◆ Supplied material ◆
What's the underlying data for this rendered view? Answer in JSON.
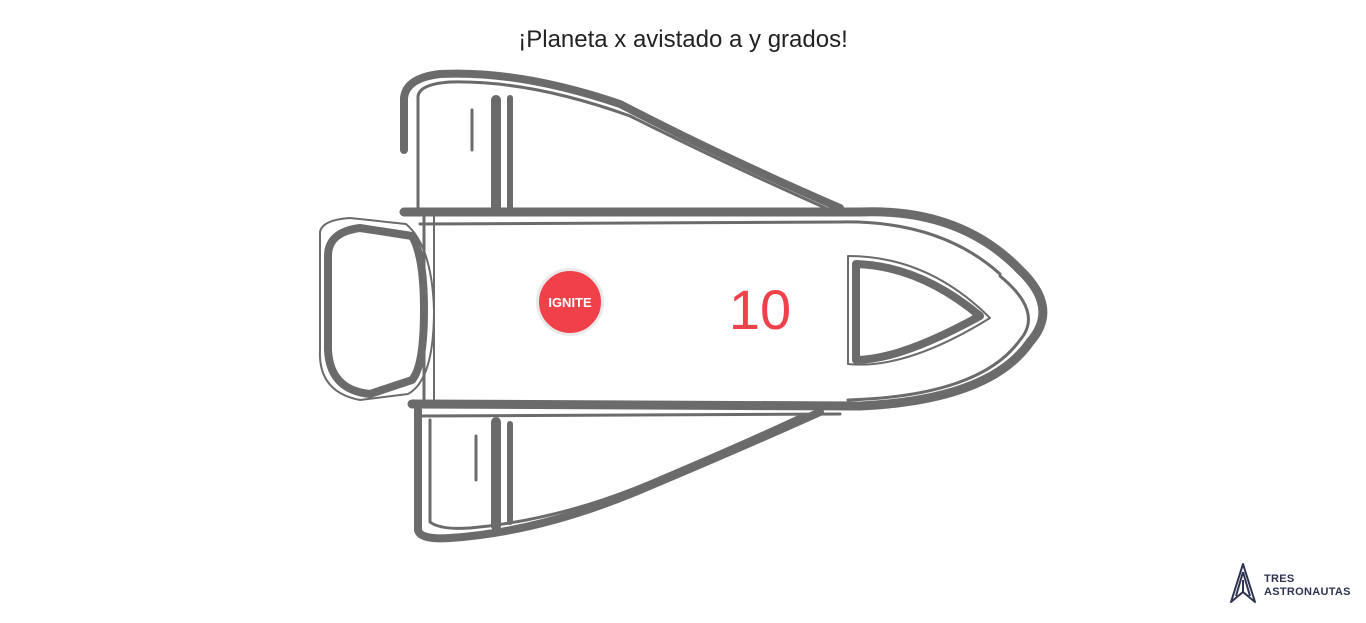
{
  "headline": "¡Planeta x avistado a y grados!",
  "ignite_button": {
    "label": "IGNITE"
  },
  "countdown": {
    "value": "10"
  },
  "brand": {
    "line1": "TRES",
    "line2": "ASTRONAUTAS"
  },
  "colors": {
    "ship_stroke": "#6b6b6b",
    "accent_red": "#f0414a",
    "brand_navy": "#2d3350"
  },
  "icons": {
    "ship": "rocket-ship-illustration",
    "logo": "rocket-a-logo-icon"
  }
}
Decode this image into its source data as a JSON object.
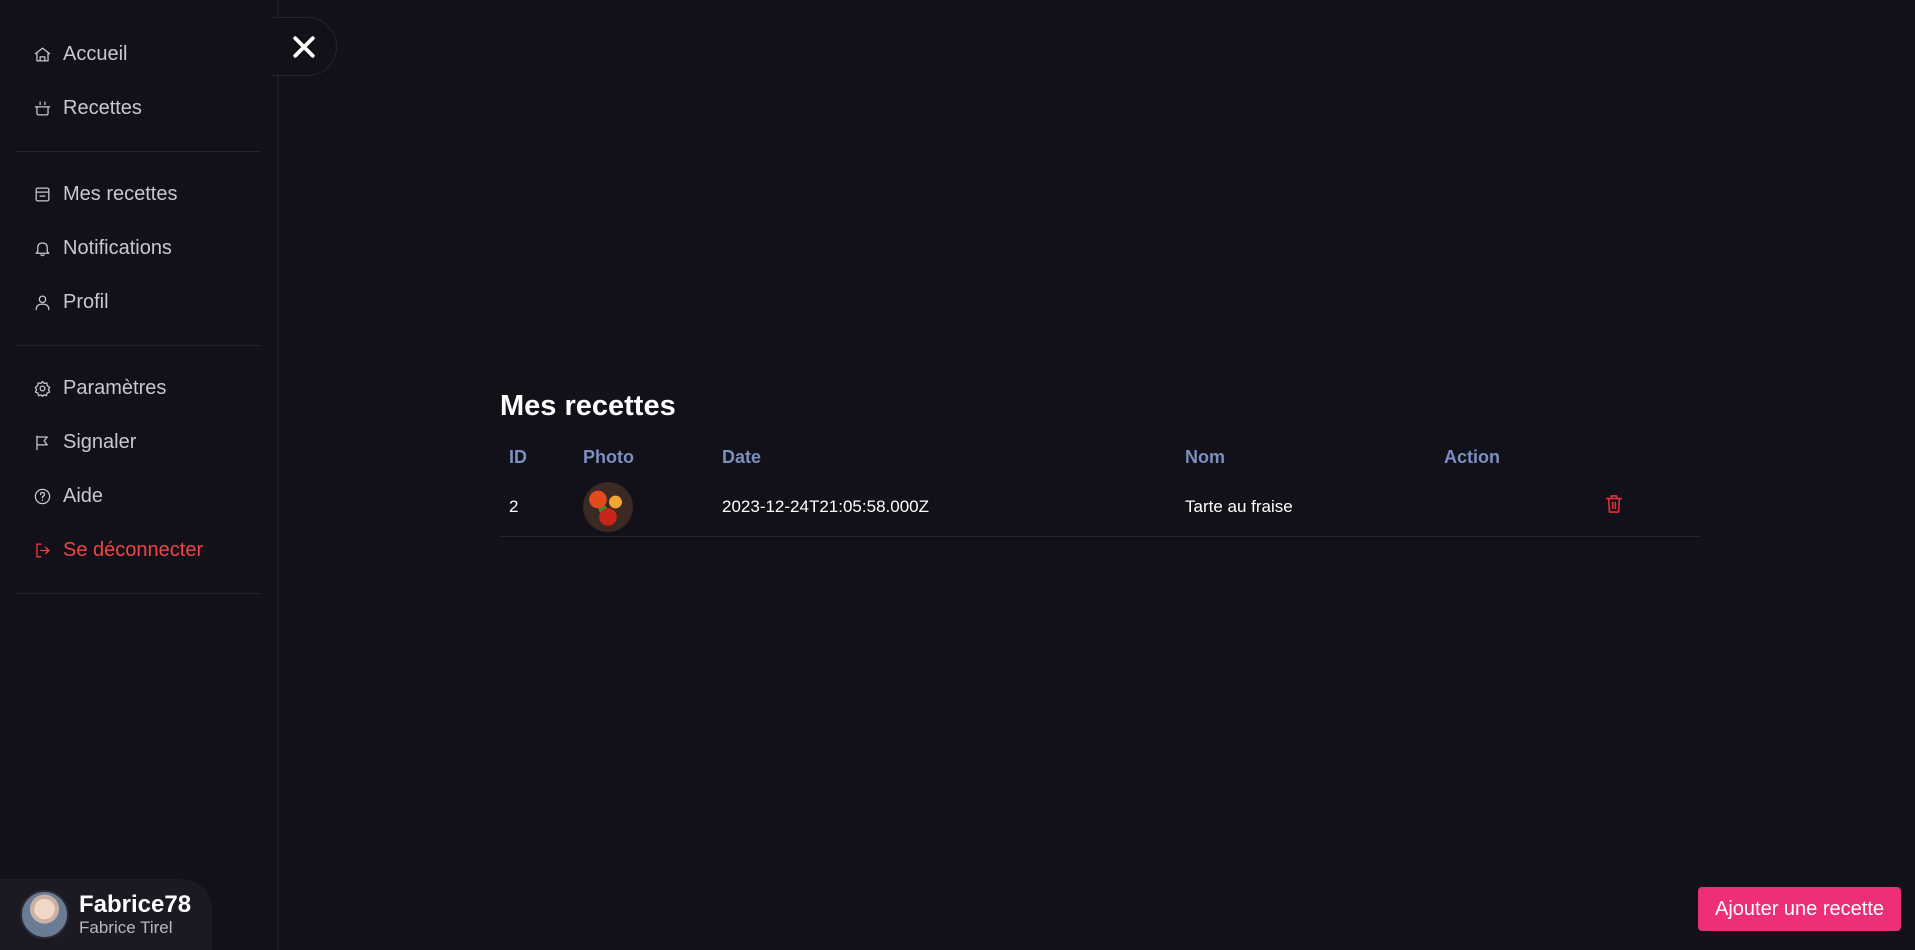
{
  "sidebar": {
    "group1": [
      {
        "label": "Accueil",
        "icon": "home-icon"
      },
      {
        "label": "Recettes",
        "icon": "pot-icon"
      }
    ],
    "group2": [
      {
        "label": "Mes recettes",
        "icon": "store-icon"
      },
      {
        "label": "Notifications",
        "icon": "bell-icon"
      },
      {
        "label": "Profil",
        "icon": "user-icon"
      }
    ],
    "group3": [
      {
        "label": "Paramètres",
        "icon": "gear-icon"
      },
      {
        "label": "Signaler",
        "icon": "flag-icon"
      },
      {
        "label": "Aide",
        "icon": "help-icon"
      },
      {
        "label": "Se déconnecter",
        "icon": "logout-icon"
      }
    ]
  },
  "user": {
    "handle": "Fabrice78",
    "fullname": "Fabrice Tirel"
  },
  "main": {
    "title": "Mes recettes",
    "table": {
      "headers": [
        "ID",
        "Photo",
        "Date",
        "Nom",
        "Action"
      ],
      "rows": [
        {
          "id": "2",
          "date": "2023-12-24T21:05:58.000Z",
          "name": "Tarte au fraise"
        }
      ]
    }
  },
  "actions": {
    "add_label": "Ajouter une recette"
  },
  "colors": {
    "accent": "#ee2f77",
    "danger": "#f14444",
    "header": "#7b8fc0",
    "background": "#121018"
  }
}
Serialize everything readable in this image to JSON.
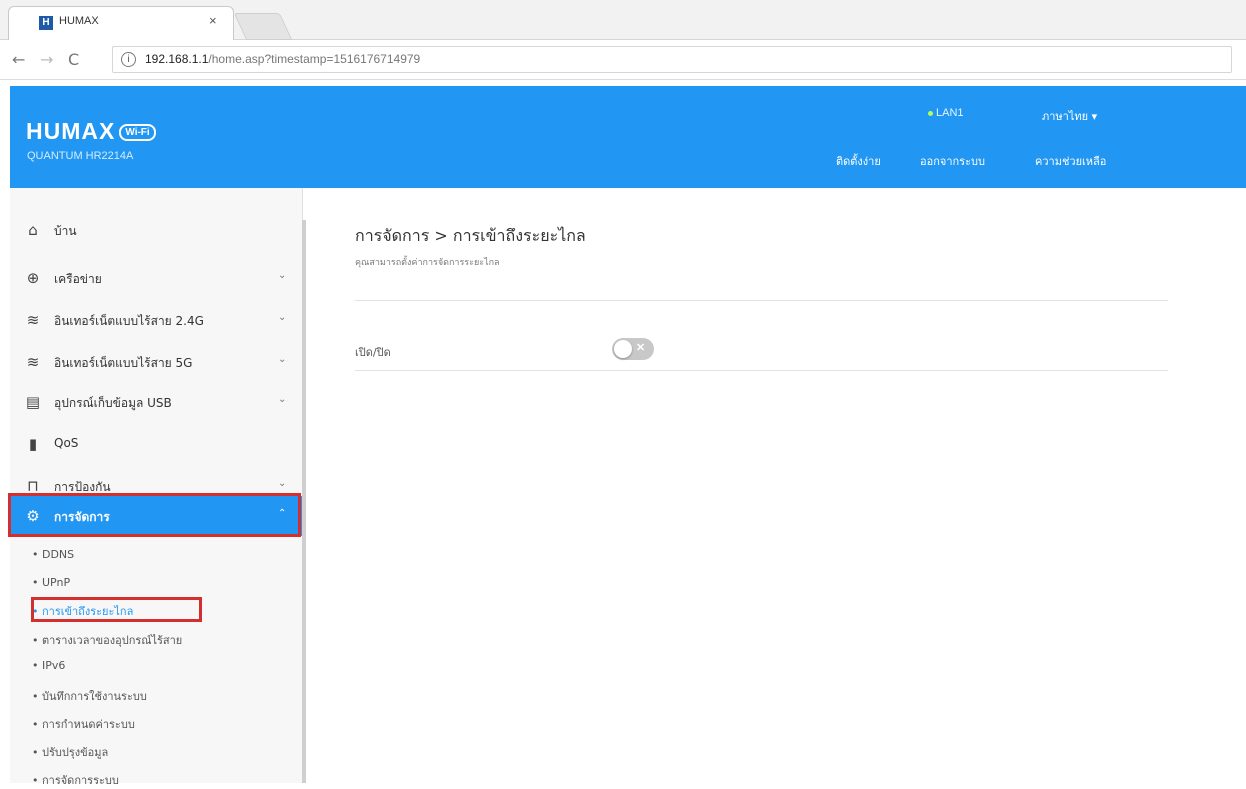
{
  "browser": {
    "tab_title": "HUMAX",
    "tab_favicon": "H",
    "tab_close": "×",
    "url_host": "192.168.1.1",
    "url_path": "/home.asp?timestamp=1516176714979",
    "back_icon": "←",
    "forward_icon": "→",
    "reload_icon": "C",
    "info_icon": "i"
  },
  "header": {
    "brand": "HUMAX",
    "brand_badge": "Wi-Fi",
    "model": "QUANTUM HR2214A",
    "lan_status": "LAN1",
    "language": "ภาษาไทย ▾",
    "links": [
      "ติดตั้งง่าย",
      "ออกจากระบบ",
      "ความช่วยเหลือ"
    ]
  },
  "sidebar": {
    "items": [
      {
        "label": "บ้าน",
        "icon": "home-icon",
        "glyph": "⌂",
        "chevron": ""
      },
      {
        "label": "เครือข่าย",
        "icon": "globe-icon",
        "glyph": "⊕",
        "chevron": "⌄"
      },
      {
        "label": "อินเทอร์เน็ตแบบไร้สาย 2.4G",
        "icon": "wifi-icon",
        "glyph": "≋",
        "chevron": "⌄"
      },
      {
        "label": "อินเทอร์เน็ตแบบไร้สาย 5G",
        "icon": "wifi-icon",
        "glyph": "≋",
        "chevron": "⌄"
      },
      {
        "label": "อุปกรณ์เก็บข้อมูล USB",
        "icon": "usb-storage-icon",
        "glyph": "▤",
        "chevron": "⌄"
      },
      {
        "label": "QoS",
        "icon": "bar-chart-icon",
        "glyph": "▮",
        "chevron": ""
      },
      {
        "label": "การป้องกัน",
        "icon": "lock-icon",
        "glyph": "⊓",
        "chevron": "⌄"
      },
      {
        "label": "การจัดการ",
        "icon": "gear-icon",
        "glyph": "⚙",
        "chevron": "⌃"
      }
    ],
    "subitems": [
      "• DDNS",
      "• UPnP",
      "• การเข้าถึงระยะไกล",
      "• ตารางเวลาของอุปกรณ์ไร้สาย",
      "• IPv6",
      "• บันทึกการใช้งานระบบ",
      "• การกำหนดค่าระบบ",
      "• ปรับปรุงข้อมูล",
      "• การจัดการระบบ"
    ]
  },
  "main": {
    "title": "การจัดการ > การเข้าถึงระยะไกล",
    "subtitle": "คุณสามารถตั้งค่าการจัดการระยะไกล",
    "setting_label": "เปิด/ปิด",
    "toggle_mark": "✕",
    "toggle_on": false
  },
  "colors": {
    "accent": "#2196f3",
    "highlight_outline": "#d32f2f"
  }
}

◆ Task details ◆
Retype each record exactly as it stands, but do not include the pictures.

◆ Correct output ◆
What's the underlying data for this rendered view? Answer in JSON.
{
  "headline": "¡Planeta x avistado a y grados!",
  "ignite_button": {
    "label": "IGNITE"
  },
  "countdown": {
    "value": "10"
  },
  "brand": {
    "line1": "TRES",
    "line2": "ASTRONAUTAS"
  },
  "colors": {
    "ship_stroke": "#6b6b6b",
    "accent_red": "#f0414a",
    "brand_navy": "#2d3350"
  },
  "icons": {
    "ship": "rocket-ship-illustration",
    "logo": "rocket-a-logo-icon"
  }
}
Decode this image into its source data as a JSON object.
{
  "sidebar": {
    "group1": [
      {
        "label": "Accueil",
        "icon": "home-icon"
      },
      {
        "label": "Recettes",
        "icon": "pot-icon"
      }
    ],
    "group2": [
      {
        "label": "Mes recettes",
        "icon": "store-icon"
      },
      {
        "label": "Notifications",
        "icon": "bell-icon"
      },
      {
        "label": "Profil",
        "icon": "user-icon"
      }
    ],
    "group3": [
      {
        "label": "Paramètres",
        "icon": "gear-icon"
      },
      {
        "label": "Signaler",
        "icon": "flag-icon"
      },
      {
        "label": "Aide",
        "icon": "help-icon"
      },
      {
        "label": "Se déconnecter",
        "icon": "logout-icon"
      }
    ]
  },
  "user": {
    "handle": "Fabrice78",
    "fullname": "Fabrice Tirel"
  },
  "main": {
    "title": "Mes recettes",
    "table": {
      "headers": [
        "ID",
        "Photo",
        "Date",
        "Nom",
        "Action"
      ],
      "rows": [
        {
          "id": "2",
          "date": "2023-12-24T21:05:58.000Z",
          "name": "Tarte au fraise"
        }
      ]
    }
  },
  "actions": {
    "add_label": "Ajouter une recette"
  },
  "colors": {
    "accent": "#ee2f77",
    "danger": "#f14444",
    "header": "#7b8fc0",
    "background": "#121018"
  }
}
Serialize everything readable in this image to JSON.
{
  "browser": {
    "tab_title": "HUMAX",
    "tab_favicon": "H",
    "tab_close": "×",
    "url_host": "192.168.1.1",
    "url_path": "/home.asp?timestamp=1516176714979",
    "back_icon": "←",
    "forward_icon": "→",
    "reload_icon": "C",
    "info_icon": "i"
  },
  "header": {
    "brand": "HUMAX",
    "brand_badge": "Wi-Fi",
    "model": "QUANTUM HR2214A",
    "lan_status": "LAN1",
    "language": "ภาษาไทย ▾",
    "links": [
      "ติดตั้งง่าย",
      "ออกจากระบบ",
      "ความช่วยเหลือ"
    ]
  },
  "sidebar": {
    "items": [
      {
        "label": "บ้าน",
        "icon": "home-icon",
        "glyph": "⌂",
        "chevron": ""
      },
      {
        "label": "เครือข่าย",
        "icon": "globe-icon",
        "glyph": "⊕",
        "chevron": "⌄"
      },
      {
        "label": "อินเทอร์เน็ตแบบไร้สาย 2.4G",
        "icon": "wifi-icon",
        "glyph": "≋",
        "chevron": "⌄"
      },
      {
        "label": "อินเทอร์เน็ตแบบไร้สาย 5G",
        "icon": "wifi-icon",
        "glyph": "≋",
        "chevron": "⌄"
      },
      {
        "label": "อุปกรณ์เก็บข้อมูล USB",
        "icon": "usb-storage-icon",
        "glyph": "▤",
        "chevron": "⌄"
      },
      {
        "label": "QoS",
        "icon": "bar-chart-icon",
        "glyph": "▮",
        "chevron": ""
      },
      {
        "label": "การป้องกัน",
        "icon": "lock-icon",
        "glyph": "⊓",
        "chevron": "⌄"
      },
      {
        "label": "การจัดการ",
        "icon": "gear-icon",
        "glyph": "⚙",
        "chevron": "⌃"
      }
    ],
    "subitems": [
      "• DDNS",
      "• UPnP",
      "• การเข้าถึงระยะไกล",
      "• ตารางเวลาของอุปกรณ์ไร้สาย",
      "• IPv6",
      "• บันทึกการใช้งานระบบ",
      "• การกำหนดค่าระบบ",
      "• ปรับปรุงข้อมูล",
      "• การจัดการระบบ"
    ]
  },
  "main": {
    "title": "การจัดการ > การเข้าถึงระยะไกล",
    "subtitle": "คุณสามารถตั้งค่าการจัดการระยะไกล",
    "setting_label": "เปิด/ปิด",
    "toggle_mark": "✕",
    "toggle_on": false
  },
  "colors": {
    "accent": "#2196f3",
    "highlight_outline": "#d32f2f"
  }
}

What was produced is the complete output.